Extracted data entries
+ + + + + + +

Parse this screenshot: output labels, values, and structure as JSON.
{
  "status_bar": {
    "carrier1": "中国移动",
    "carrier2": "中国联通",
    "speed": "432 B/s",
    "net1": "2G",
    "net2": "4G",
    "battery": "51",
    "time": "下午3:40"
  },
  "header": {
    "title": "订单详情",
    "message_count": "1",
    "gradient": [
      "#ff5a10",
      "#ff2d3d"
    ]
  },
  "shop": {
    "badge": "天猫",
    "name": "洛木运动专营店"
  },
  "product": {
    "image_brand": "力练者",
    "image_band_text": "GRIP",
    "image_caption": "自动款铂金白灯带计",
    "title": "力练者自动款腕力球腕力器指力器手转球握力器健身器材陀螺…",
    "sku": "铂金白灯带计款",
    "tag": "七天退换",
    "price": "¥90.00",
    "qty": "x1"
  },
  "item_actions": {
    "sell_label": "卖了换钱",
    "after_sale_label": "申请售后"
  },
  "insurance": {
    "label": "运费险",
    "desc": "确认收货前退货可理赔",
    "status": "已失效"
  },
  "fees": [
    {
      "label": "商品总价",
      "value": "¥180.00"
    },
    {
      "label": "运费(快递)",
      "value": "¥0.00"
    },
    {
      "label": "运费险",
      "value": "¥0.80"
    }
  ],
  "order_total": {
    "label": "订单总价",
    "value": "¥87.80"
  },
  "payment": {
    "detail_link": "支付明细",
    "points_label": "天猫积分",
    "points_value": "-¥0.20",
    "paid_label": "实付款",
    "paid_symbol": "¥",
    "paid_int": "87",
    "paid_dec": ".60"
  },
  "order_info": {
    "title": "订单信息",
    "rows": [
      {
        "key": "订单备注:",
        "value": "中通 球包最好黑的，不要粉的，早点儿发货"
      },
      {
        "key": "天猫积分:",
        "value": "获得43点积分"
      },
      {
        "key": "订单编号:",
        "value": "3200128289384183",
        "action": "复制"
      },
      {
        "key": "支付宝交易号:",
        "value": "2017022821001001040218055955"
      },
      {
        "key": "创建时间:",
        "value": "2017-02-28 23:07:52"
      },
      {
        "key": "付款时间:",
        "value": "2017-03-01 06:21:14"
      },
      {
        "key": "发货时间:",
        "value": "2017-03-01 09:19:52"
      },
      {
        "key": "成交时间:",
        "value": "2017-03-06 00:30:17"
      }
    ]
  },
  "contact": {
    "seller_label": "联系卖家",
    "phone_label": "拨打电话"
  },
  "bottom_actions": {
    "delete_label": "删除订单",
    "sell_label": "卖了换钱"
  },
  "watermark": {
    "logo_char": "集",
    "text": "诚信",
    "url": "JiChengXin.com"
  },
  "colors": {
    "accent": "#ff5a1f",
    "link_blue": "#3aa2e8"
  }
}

+ + + + + + +

Copy each line of the data that contains the word "title".

# IN RESPONSE:
    "title": "订单详情",
    "title": "力练者自动款腕力球腕力器指力器手转球握力器健身器材陀螺…",
    "title": "订单信息",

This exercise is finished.